Your copy of the material below should match it exactly, except that it holds no pictures.

┌──

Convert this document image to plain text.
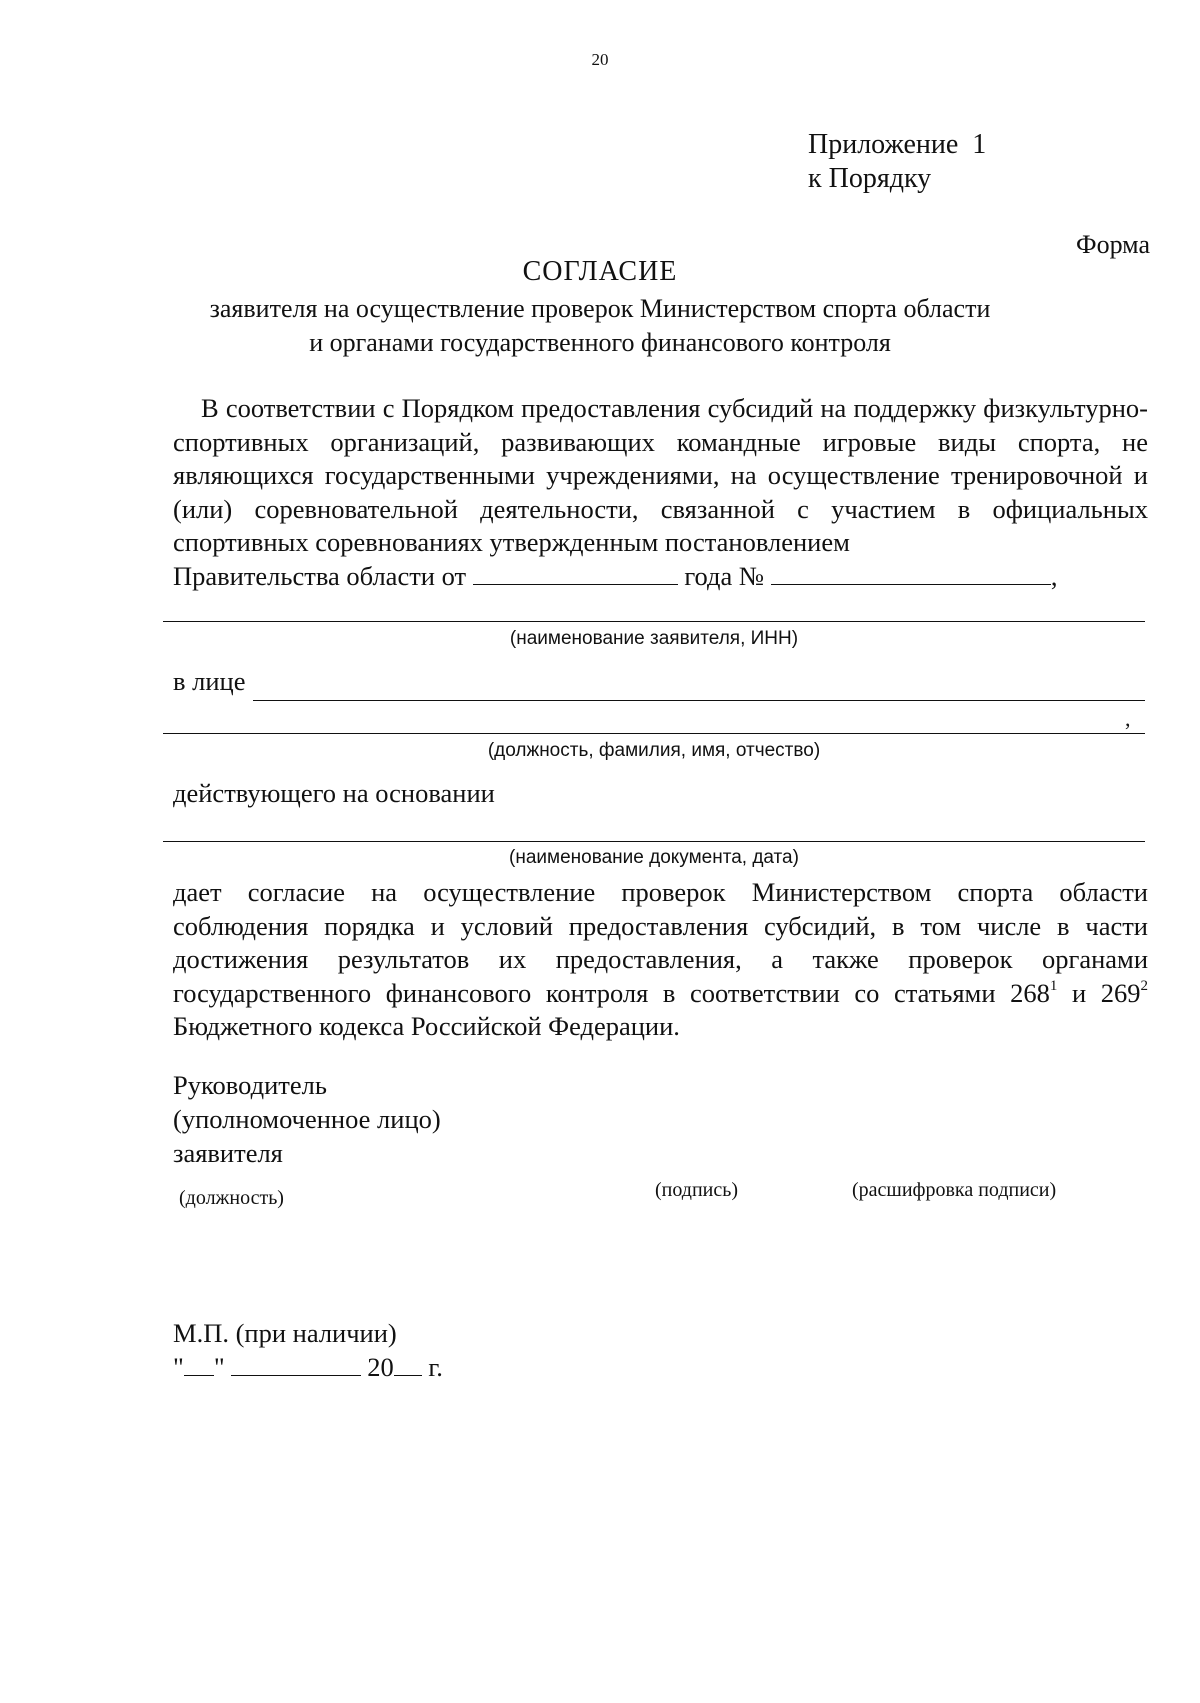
20
Приложение  1
к Порядку
Форма
СОГЛАСИЕ
заявителя на осуществление проверок Министерством спорта области
и органами государственного финансового контроля
В соответствии с Порядком предоставления субсидий на поддержку физкультурно-спортивных организаций, развивающих командные игровые виды спорта, не являющихся государственными учреждениями, на осуществление тренировочной и (или) соревновательной деятельности, связанной с участием в официальных спортивных соревнованиях утвержденным постановлением
Правительства области от	года №	,
(наименование заявителя, ИНН)
в лице
,
(должность, фамилия, имя, отчество)
действующего на основании
(наименование документа, дата)
дает согласие на осуществление проверок Министерством спорта области соблюдения порядка и условий предоставления субсидий, в том числе в части достижения результатов их предоставления, а также проверок органами государственного финансового контроля в соответствии со статьями $268^1$ и $269^2$ Бюджетного кодекса Российской Федерации.
Руководитель
(уполномоченное лицо)
заявителя
(должность)	(подпись)	(расшифровка подписи)
М.П. (при наличии)
" "	20 г.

└──

**Exercise result**
Convert this document image to plain text.
20
Приложение  1
к Порядку
Форма
СОГЛАСИЕ
заявителя на осуществление проверок Министерством спорта области
и органами государственного финансового контроля
В соответствии с Порядком предоставления субсидий на поддержку физкультурно-спортивных организаций, развивающих командные игровые виды спорта, не являющихся государственными учреждениями, на осуществление тренировочной и (или) соревновательной деятельности, связанной с участием в официальных спортивных соревнованиях утвержденным постановлением
Правительства области от	года №	,
(наименование заявителя, ИНН)
в лице
,
(должность, фамилия, имя, отчество)
действующего на основании
(наименование документа, дата)
дает согласие на осуществление проверок Министерством спорта области соблюдения порядка и условий предоставления субсидий, в том числе в части достижения результатов их предоставления, а также проверок органами государственного финансового контроля в соответствии со статьями $268^1$ и $269^2$ Бюджетного кодекса Российской Федерации.
Руководитель
(уполномоченное лицо)
заявителя
(должность)	(подпись)	(расшифровка подписи)
М.П. (при наличии)
" "	20 г.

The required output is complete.